'''

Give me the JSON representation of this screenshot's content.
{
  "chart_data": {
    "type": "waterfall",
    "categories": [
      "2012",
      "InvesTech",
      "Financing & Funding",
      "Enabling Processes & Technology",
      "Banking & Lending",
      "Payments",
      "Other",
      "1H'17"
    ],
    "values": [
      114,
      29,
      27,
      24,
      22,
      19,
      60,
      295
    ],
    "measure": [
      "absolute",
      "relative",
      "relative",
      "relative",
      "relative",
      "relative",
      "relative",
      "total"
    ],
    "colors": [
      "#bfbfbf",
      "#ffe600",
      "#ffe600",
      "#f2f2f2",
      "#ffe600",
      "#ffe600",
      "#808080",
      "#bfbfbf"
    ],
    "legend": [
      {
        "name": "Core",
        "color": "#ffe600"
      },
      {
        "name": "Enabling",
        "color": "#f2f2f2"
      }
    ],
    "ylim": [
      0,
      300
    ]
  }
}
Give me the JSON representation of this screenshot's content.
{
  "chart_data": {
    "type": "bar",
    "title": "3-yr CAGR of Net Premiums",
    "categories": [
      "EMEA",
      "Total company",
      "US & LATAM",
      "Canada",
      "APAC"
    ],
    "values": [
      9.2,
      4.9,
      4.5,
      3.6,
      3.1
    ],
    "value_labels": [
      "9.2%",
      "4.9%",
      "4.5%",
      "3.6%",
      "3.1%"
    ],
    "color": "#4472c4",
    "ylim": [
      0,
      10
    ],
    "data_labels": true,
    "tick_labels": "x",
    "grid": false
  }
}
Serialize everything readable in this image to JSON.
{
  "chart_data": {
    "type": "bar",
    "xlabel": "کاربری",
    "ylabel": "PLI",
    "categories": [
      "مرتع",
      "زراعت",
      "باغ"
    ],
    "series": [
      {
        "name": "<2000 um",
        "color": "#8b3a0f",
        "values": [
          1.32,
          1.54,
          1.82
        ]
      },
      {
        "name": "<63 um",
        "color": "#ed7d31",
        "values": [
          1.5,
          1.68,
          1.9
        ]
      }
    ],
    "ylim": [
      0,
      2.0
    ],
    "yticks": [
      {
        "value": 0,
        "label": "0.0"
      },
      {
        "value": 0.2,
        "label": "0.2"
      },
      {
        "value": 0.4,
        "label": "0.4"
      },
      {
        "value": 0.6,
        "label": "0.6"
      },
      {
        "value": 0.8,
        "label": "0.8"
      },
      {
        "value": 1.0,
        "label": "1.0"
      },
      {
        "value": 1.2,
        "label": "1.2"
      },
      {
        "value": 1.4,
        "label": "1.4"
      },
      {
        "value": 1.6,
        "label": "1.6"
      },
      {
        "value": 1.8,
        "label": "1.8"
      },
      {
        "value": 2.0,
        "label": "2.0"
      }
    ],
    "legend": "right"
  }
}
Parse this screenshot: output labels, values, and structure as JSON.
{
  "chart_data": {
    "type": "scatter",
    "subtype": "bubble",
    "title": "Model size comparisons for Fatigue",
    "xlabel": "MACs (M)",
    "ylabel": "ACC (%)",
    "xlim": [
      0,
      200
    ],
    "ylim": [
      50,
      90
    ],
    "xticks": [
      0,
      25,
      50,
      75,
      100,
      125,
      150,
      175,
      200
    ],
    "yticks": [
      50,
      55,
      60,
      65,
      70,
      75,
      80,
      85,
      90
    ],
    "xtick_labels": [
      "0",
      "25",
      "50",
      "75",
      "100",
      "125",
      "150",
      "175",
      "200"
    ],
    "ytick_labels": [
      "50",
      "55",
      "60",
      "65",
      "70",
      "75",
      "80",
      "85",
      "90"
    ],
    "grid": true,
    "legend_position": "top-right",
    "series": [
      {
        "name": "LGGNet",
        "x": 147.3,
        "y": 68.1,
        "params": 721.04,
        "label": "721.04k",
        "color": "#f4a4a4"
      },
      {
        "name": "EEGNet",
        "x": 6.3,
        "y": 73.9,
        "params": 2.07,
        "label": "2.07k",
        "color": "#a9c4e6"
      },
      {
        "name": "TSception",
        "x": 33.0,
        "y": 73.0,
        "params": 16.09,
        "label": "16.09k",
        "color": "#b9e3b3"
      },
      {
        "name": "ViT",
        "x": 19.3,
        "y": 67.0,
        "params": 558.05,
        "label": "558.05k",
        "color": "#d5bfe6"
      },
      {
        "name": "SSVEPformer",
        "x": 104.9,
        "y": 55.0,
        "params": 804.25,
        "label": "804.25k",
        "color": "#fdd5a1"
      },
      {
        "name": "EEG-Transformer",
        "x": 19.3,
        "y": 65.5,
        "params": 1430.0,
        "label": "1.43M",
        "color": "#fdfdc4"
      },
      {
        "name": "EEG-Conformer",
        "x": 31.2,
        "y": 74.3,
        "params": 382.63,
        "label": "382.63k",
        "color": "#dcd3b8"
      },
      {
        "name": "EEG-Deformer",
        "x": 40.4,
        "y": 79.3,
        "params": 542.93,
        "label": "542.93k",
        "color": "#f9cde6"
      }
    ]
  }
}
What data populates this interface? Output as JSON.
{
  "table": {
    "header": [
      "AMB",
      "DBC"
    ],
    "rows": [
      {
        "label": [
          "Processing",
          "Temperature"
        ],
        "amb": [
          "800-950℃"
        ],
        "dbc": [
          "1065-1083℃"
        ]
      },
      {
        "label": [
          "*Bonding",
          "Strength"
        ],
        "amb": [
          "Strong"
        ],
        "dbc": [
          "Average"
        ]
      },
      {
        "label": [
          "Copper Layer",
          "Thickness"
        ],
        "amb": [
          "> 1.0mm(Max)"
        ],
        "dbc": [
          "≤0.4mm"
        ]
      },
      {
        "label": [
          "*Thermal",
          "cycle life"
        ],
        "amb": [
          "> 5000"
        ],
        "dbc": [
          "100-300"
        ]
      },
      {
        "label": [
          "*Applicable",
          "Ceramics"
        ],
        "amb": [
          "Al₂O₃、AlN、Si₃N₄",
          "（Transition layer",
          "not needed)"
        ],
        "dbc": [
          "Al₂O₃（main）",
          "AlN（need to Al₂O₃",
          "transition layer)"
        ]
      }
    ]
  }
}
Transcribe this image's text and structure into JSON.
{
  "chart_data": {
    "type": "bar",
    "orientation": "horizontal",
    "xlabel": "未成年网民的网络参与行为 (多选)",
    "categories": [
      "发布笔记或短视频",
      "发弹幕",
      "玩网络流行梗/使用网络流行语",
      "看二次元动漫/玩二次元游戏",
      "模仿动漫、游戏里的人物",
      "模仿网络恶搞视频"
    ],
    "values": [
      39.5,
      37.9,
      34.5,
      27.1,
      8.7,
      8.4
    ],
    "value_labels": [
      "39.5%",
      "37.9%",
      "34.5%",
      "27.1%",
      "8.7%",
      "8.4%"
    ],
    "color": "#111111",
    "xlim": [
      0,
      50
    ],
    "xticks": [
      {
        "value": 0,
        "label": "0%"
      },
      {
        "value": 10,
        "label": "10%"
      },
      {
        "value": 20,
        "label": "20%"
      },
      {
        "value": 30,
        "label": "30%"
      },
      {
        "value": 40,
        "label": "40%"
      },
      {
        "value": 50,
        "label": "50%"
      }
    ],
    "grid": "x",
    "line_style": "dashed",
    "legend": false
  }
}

'''

What to produce:
Copy the material above back out, exactly as written.

Correct output:
Give me the JSON representation of this screenshot's content.
{
  "chart_data": {
    "type": "waterfall",
    "categories": [
      "2012",
      "InvesTech",
      "Financing & Funding",
      "Enabling Processes & Technology",
      "Banking & Lending",
      "Payments",
      "Other",
      "1H'17"
    ],
    "values": [
      114,
      29,
      27,
      24,
      22,
      19,
      60,
      295
    ],
    "measure": [
      "absolute",
      "relative",
      "relative",
      "relative",
      "relative",
      "relative",
      "relative",
      "total"
    ],
    "colors": [
      "#bfbfbf",
      "#ffe600",
      "#ffe600",
      "#f2f2f2",
      "#ffe600",
      "#ffe600",
      "#808080",
      "#bfbfbf"
    ],
    "legend": [
      {
        "name": "Core",
        "color": "#ffe600"
      },
      {
        "name": "Enabling",
        "color": "#f2f2f2"
      }
    ],
    "ylim": [
      0,
      300
    ]
  }
}
Give me the JSON representation of this screenshot's content.
{
  "chart_data": {
    "type": "bar",
    "title": "3-yr CAGR of Net Premiums",
    "categories": [
      "EMEA",
      "Total company",
      "US & LATAM",
      "Canada",
      "APAC"
    ],
    "values": [
      9.2,
      4.9,
      4.5,
      3.6,
      3.1
    ],
    "value_labels": [
      "9.2%",
      "4.9%",
      "4.5%",
      "3.6%",
      "3.1%"
    ],
    "color": "#4472c4",
    "ylim": [
      0,
      10
    ],
    "data_labels": true,
    "tick_labels": "x",
    "grid": false
  }
}
Serialize everything readable in this image to JSON.
{
  "chart_data": {
    "type": "bar",
    "xlabel": "کاربری",
    "ylabel": "PLI",
    "categories": [
      "مرتع",
      "زراعت",
      "باغ"
    ],
    "series": [
      {
        "name": "<2000 um",
        "color": "#8b3a0f",
        "values": [
          1.32,
          1.54,
          1.82
        ]
      },
      {
        "name": "<63 um",
        "color": "#ed7d31",
        "values": [
          1.5,
          1.68,
          1.9
        ]
      }
    ],
    "ylim": [
      0,
      2.0
    ],
    "yticks": [
      {
        "value": 0,
        "label": "0.0"
      },
      {
        "value": 0.2,
        "label": "0.2"
      },
      {
        "value": 0.4,
        "label": "0.4"
      },
      {
        "value": 0.6,
        "label": "0.6"
      },
      {
        "value": 0.8,
        "label": "0.8"
      },
      {
        "value": 1.0,
        "label": "1.0"
      },
      {
        "value": 1.2,
        "label": "1.2"
      },
      {
        "value": 1.4,
        "label": "1.4"
      },
      {
        "value": 1.6,
        "label": "1.6"
      },
      {
        "value": 1.8,
        "label": "1.8"
      },
      {
        "value": 2.0,
        "label": "2.0"
      }
    ],
    "legend": "right"
  }
}
Parse this screenshot: output labels, values, and structure as JSON.
{
  "chart_data": {
    "type": "scatter",
    "subtype": "bubble",
    "title": "Model size comparisons for Fatigue",
    "xlabel": "MACs (M)",
    "ylabel": "ACC (%)",
    "xlim": [
      0,
      200
    ],
    "ylim": [
      50,
      90
    ],
    "xticks": [
      0,
      25,
      50,
      75,
      100,
      125,
      150,
      175,
      200
    ],
    "yticks": [
      50,
      55,
      60,
      65,
      70,
      75,
      80,
      85,
      90
    ],
    "xtick_labels": [
      "0",
      "25",
      "50",
      "75",
      "100",
      "125",
      "150",
      "175",
      "200"
    ],
    "ytick_labels": [
      "50",
      "55",
      "60",
      "65",
      "70",
      "75",
      "80",
      "85",
      "90"
    ],
    "grid": true,
    "legend_position": "top-right",
    "series": [
      {
        "name": "LGGNet",
        "x": 147.3,
        "y": 68.1,
        "params": 721.04,
        "label": "721.04k",
        "color": "#f4a4a4"
      },
      {
        "name": "EEGNet",
        "x": 6.3,
        "y": 73.9,
        "params": 2.07,
        "label": "2.07k",
        "color": "#a9c4e6"
      },
      {
        "name": "TSception",
        "x": 33.0,
        "y": 73.0,
        "params": 16.09,
        "label": "16.09k",
        "color": "#b9e3b3"
      },
      {
        "name": "ViT",
        "x": 19.3,
        "y": 67.0,
        "params": 558.05,
        "label": "558.05k",
        "color": "#d5bfe6"
      },
      {
        "name": "SSVEPformer",
        "x": 104.9,
        "y": 55.0,
        "params": 804.25,
        "label": "804.25k",
        "color": "#fdd5a1"
      },
      {
        "name": "EEG-Transformer",
        "x": 19.3,
        "y": 65.5,
        "params": 1430.0,
        "label": "1.43M",
        "color": "#fdfdc4"
      },
      {
        "name": "EEG-Conformer",
        "x": 31.2,
        "y": 74.3,
        "params": 382.63,
        "label": "382.63k",
        "color": "#dcd3b8"
      },
      {
        "name": "EEG-Deformer",
        "x": 40.4,
        "y": 79.3,
        "params": 542.93,
        "label": "542.93k",
        "color": "#f9cde6"
      }
    ]
  }
}
What data populates this interface? Output as JSON.
{
  "table": {
    "header": [
      "AMB",
      "DBC"
    ],
    "rows": [
      {
        "label": [
          "Processing",
          "Temperature"
        ],
        "amb": [
          "800-950℃"
        ],
        "dbc": [
          "1065-1083℃"
        ]
      },
      {
        "label": [
          "*Bonding",
          "Strength"
        ],
        "amb": [
          "Strong"
        ],
        "dbc": [
          "Average"
        ]
      },
      {
        "label": [
          "Copper Layer",
          "Thickness"
        ],
        "amb": [
          "> 1.0mm(Max)"
        ],
        "dbc": [
          "≤0.4mm"
        ]
      },
      {
        "label": [
          "*Thermal",
          "cycle life"
        ],
        "amb": [
          "> 5000"
        ],
        "dbc": [
          "100-300"
        ]
      },
      {
        "label": [
          "*Applicable",
          "Ceramics"
        ],
        "amb": [
          "Al₂O₃、AlN、Si₃N₄",
          "（Transition layer",
          "not needed)"
        ],
        "dbc": [
          "Al₂O₃（main）",
          "AlN（need to Al₂O₃",
          "transition layer)"
        ]
      }
    ]
  }
}
Transcribe this image's text and structure into JSON.
{
  "chart_data": {
    "type": "bar",
    "orientation": "horizontal",
    "xlabel": "未成年网民的网络参与行为 (多选)",
    "categories": [
      "发布笔记或短视频",
      "发弹幕",
      "玩网络流行梗/使用网络流行语",
      "看二次元动漫/玩二次元游戏",
      "模仿动漫、游戏里的人物",
      "模仿网络恶搞视频"
    ],
    "values": [
      39.5,
      37.9,
      34.5,
      27.1,
      8.7,
      8.4
    ],
    "value_labels": [
      "39.5%",
      "37.9%",
      "34.5%",
      "27.1%",
      "8.7%",
      "8.4%"
    ],
    "color": "#111111",
    "xlim": [
      0,
      50
    ],
    "xticks": [
      {
        "value": 0,
        "label": "0%"
      },
      {
        "value": 10,
        "label": "10%"
      },
      {
        "value": 20,
        "label": "20%"
      },
      {
        "value": 30,
        "label": "30%"
      },
      {
        "value": 40,
        "label": "40%"
      },
      {
        "value": 50,
        "label": "50%"
      }
    ],
    "grid": "x",
    "line_style": "dashed",
    "legend": false
  }
}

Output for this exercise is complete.